What you will do = Restate the entries below verbatim.

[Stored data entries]
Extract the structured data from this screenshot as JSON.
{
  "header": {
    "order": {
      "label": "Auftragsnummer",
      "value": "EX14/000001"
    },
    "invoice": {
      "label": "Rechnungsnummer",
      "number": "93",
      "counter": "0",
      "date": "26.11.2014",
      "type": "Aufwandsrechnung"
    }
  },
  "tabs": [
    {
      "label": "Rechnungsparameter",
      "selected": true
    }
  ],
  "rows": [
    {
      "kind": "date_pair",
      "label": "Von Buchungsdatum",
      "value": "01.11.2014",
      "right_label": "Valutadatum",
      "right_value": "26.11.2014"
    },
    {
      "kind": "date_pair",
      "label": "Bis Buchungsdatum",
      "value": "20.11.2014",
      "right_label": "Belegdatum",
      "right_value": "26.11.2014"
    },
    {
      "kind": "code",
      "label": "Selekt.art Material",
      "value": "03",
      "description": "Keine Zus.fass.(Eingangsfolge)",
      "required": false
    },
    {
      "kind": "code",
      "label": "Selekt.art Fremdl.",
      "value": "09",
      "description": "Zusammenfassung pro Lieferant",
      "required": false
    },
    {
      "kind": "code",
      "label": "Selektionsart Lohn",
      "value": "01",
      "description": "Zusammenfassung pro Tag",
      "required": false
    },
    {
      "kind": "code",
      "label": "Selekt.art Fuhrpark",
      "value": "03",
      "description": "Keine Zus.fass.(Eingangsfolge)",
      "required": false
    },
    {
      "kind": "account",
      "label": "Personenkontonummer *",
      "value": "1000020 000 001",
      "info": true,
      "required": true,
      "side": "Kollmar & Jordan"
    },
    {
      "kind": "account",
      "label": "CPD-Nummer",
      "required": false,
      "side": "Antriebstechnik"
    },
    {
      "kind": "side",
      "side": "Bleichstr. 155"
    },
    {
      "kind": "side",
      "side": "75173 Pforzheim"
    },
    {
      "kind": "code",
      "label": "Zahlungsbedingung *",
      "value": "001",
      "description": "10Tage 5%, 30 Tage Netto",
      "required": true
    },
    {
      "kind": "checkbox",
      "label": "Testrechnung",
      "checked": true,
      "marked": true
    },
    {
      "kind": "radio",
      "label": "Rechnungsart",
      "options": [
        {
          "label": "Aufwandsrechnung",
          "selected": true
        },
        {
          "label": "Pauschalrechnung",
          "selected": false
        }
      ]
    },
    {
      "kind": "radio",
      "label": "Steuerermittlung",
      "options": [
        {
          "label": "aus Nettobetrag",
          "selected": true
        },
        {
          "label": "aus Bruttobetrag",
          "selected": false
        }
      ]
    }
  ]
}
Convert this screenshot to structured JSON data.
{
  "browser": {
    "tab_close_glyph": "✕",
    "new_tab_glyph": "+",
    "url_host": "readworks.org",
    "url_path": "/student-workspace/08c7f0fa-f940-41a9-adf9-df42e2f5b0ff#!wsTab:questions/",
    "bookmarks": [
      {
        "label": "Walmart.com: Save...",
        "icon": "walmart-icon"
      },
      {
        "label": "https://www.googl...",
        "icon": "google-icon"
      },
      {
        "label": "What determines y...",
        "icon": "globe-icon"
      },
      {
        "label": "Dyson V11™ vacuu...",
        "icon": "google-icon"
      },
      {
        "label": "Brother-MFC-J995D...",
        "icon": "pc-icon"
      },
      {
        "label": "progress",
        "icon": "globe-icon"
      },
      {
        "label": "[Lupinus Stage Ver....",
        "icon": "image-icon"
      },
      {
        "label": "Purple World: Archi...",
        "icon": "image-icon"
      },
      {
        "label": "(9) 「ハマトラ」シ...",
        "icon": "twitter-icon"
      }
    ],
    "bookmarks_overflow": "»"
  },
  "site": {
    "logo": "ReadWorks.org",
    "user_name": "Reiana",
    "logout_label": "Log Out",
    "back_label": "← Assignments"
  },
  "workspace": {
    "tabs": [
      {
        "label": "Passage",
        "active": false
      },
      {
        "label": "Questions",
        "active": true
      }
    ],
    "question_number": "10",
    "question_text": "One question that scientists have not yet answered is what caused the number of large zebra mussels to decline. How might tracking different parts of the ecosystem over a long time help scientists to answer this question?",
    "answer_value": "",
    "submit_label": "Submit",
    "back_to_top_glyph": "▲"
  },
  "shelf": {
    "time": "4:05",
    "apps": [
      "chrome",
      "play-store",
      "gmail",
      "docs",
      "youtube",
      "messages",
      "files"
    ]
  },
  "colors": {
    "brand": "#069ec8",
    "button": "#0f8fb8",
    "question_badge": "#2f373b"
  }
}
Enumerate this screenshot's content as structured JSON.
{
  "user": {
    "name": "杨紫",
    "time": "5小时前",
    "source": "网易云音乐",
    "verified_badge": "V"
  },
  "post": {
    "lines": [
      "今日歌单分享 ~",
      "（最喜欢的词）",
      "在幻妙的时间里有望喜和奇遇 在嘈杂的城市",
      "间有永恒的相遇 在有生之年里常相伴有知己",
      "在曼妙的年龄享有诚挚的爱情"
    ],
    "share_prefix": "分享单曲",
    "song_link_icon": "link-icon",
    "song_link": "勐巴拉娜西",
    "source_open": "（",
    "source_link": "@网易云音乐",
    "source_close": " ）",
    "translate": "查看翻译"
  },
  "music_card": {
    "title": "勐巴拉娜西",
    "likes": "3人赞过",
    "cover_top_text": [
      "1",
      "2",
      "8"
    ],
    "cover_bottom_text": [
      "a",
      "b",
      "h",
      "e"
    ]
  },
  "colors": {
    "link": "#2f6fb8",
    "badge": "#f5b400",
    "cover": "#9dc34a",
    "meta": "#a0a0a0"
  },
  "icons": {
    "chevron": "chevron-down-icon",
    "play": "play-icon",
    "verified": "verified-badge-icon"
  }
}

Expected answer =
Extract the structured data from this screenshot as JSON.
{
  "header": {
    "order": {
      "label": "Auftragsnummer",
      "value": "EX14/000001"
    },
    "invoice": {
      "label": "Rechnungsnummer",
      "number": "93",
      "counter": "0",
      "date": "26.11.2014",
      "type": "Aufwandsrechnung"
    }
  },
  "tabs": [
    {
      "label": "Rechnungsparameter",
      "selected": true
    }
  ],
  "rows": [
    {
      "kind": "date_pair",
      "label": "Von Buchungsdatum",
      "value": "01.11.2014",
      "right_label": "Valutadatum",
      "right_value": "26.11.2014"
    },
    {
      "kind": "date_pair",
      "label": "Bis Buchungsdatum",
      "value": "20.11.2014",
      "right_label": "Belegdatum",
      "right_value": "26.11.2014"
    },
    {
      "kind": "code",
      "label": "Selekt.art Material",
      "value": "03",
      "description": "Keine Zus.fass.(Eingangsfolge)",
      "required": false
    },
    {
      "kind": "code",
      "label": "Selekt.art Fremdl.",
      "value": "09",
      "description": "Zusammenfassung pro Lieferant",
      "required": false
    },
    {
      "kind": "code",
      "label": "Selektionsart Lohn",
      "value": "01",
      "description": "Zusammenfassung pro Tag",
      "required": false
    },
    {
      "kind": "code",
      "label": "Selekt.art Fuhrpark",
      "value": "03",
      "description": "Keine Zus.fass.(Eingangsfolge)",
      "required": false
    },
    {
      "kind": "account",
      "label": "Personenkontonummer *",
      "value": "1000020 000 001",
      "info": true,
      "required": true,
      "side": "Kollmar & Jordan"
    },
    {
      "kind": "account",
      "label": "CPD-Nummer",
      "required": false,
      "side": "Antriebstechnik"
    },
    {
      "kind": "side",
      "side": "Bleichstr. 155"
    },
    {
      "kind": "side",
      "side": "75173 Pforzheim"
    },
    {
      "kind": "code",
      "label": "Zahlungsbedingung *",
      "value": "001",
      "description": "10Tage 5%, 30 Tage Netto",
      "required": true
    },
    {
      "kind": "checkbox",
      "label": "Testrechnung",
      "checked": true,
      "marked": true
    },
    {
      "kind": "radio",
      "label": "Rechnungsart",
      "options": [
        {
          "label": "Aufwandsrechnung",
          "selected": true
        },
        {
          "label": "Pauschalrechnung",
          "selected": false
        }
      ]
    },
    {
      "kind": "radio",
      "label": "Steuerermittlung",
      "options": [
        {
          "label": "aus Nettobetrag",
          "selected": true
        },
        {
          "label": "aus Bruttobetrag",
          "selected": false
        }
      ]
    }
  ]
}
Convert this screenshot to structured JSON data.
{
  "browser": {
    "tab_close_glyph": "✕",
    "new_tab_glyph": "+",
    "url_host": "readworks.org",
    "url_path": "/student-workspace/08c7f0fa-f940-41a9-adf9-df42e2f5b0ff#!wsTab:questions/",
    "bookmarks": [
      {
        "label": "Walmart.com: Save...",
        "icon": "walmart-icon"
      },
      {
        "label": "https://www.googl...",
        "icon": "google-icon"
      },
      {
        "label": "What determines y...",
        "icon": "globe-icon"
      },
      {
        "label": "Dyson V11™ vacuu...",
        "icon": "google-icon"
      },
      {
        "label": "Brother-MFC-J995D...",
        "icon": "pc-icon"
      },
      {
        "label": "progress",
        "icon": "globe-icon"
      },
      {
        "label": "[Lupinus Stage Ver....",
        "icon": "image-icon"
      },
      {
        "label": "Purple World: Archi...",
        "icon": "image-icon"
      },
      {
        "label": "(9) 「ハマトラ」シ...",
        "icon": "twitter-icon"
      }
    ],
    "bookmarks_overflow": "»"
  },
  "site": {
    "logo": "ReadWorks.org",
    "user_name": "Reiana",
    "logout_label": "Log Out",
    "back_label": "← Assignments"
  },
  "workspace": {
    "tabs": [
      {
        "label": "Passage",
        "active": false
      },
      {
        "label": "Questions",
        "active": true
      }
    ],
    "question_number": "10",
    "question_text": "One question that scientists have not yet answered is what caused the number of large zebra mussels to decline. How might tracking different parts of the ecosystem over a long time help scientists to answer this question?",
    "answer_value": "",
    "submit_label": "Submit",
    "back_to_top_glyph": "▲"
  },
  "shelf": {
    "time": "4:05",
    "apps": [
      "chrome",
      "play-store",
      "gmail",
      "docs",
      "youtube",
      "messages",
      "files"
    ]
  },
  "colors": {
    "brand": "#069ec8",
    "button": "#0f8fb8",
    "question_badge": "#2f373b"
  }
}
Enumerate this screenshot's content as structured JSON.
{
  "user": {
    "name": "杨紫",
    "time": "5小时前",
    "source": "网易云音乐",
    "verified_badge": "V"
  },
  "post": {
    "lines": [
      "今日歌单分享 ~",
      "（最喜欢的词）",
      "在幻妙的时间里有望喜和奇遇 在嘈杂的城市",
      "间有永恒的相遇 在有生之年里常相伴有知己",
      "在曼妙的年龄享有诚挚的爱情"
    ],
    "share_prefix": "分享单曲",
    "song_link_icon": "link-icon",
    "song_link": "勐巴拉娜西",
    "source_open": "（",
    "source_link": "@网易云音乐",
    "source_close": " ）",
    "translate": "查看翻译"
  },
  "music_card": {
    "title": "勐巴拉娜西",
    "likes": "3人赞过",
    "cover_top_text": [
      "1",
      "2",
      "8"
    ],
    "cover_bottom_text": [
      "a",
      "b",
      "h",
      "e"
    ]
  },
  "colors": {
    "link": "#2f6fb8",
    "badge": "#f5b400",
    "cover": "#9dc34a",
    "meta": "#a0a0a0"
  },
  "icons": {
    "chevron": "chevron-down-icon",
    "play": "play-icon",
    "verified": "verified-badge-icon"
  }
}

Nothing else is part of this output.